▸ **REQUIRED TASK**
Gather every line that includes the word "label", please.
-- START ENTRIES PROVIDED --
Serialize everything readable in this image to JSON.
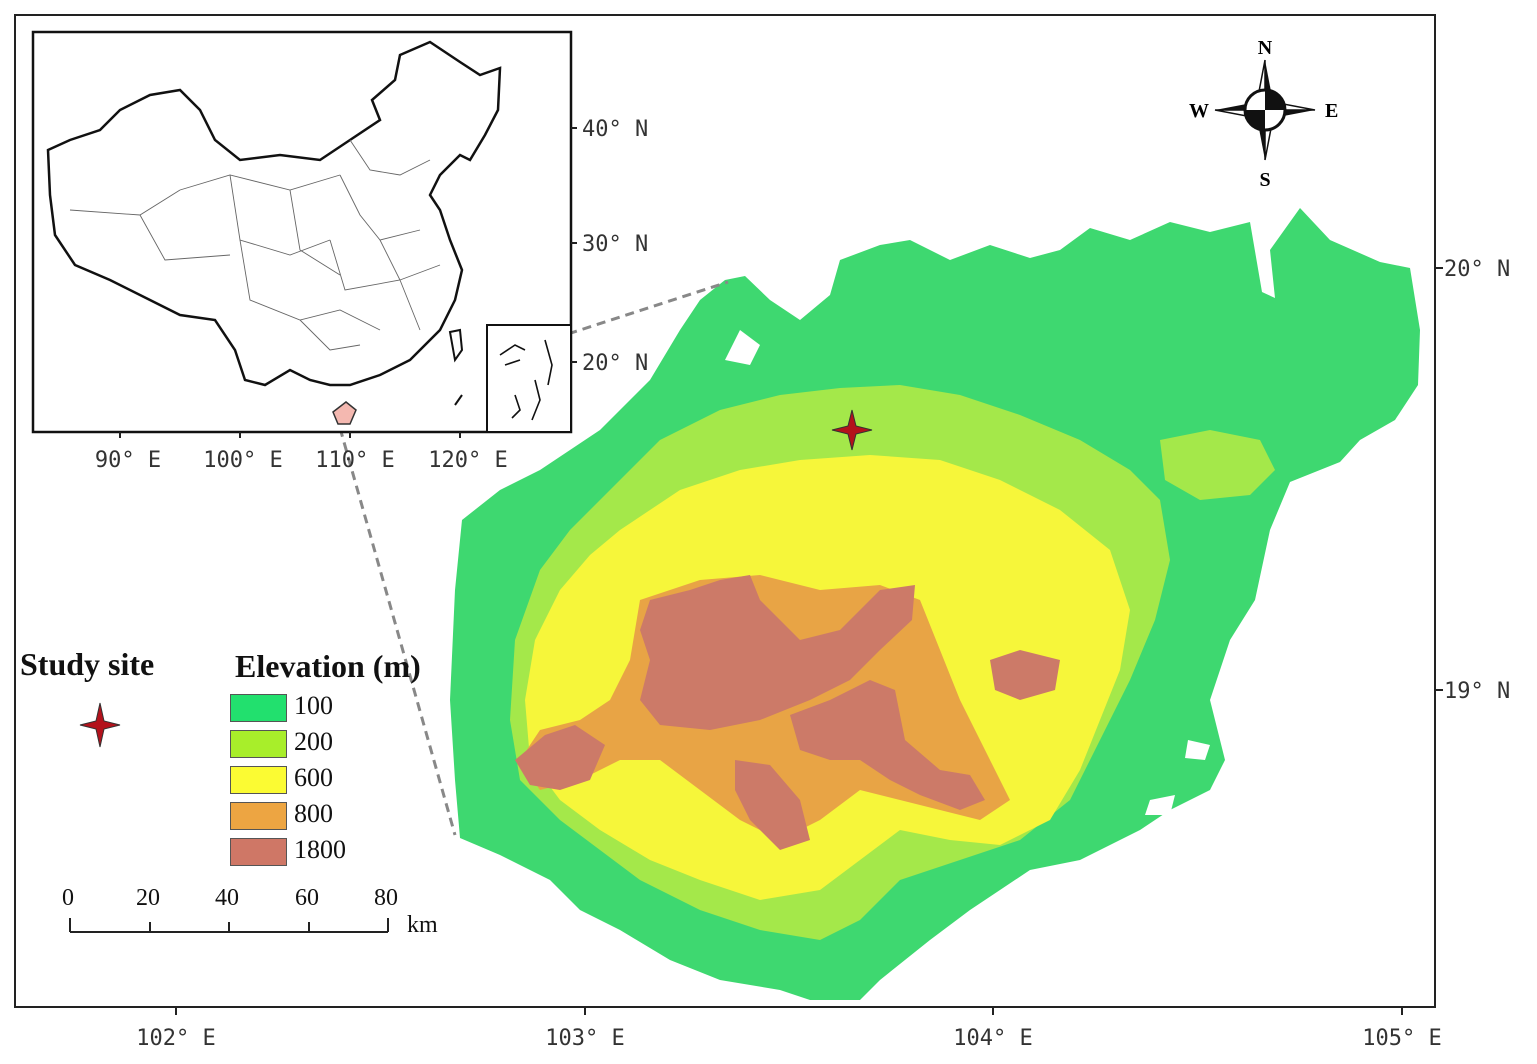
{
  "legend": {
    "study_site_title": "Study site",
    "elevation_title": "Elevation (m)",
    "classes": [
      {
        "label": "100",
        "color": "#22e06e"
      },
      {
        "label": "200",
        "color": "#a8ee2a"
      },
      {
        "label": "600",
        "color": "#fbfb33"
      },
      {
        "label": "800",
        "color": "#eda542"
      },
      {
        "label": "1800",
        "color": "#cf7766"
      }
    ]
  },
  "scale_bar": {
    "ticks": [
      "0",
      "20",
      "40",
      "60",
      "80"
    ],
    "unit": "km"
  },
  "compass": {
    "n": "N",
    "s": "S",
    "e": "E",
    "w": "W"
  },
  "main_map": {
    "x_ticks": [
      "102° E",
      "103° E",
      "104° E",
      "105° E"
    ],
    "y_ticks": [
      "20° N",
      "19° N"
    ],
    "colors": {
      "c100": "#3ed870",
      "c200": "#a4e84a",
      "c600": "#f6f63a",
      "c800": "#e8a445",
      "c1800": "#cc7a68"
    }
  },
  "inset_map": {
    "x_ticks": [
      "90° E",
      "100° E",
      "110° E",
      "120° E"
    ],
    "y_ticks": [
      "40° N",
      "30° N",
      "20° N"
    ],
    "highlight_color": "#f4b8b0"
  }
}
-- END ENTRIES PROVIDED --
▸ **EXERCISE RESULT**
        "label": "100",
        "label": "200",
        "label": "600",
        "label": "800",
        "label": "1800",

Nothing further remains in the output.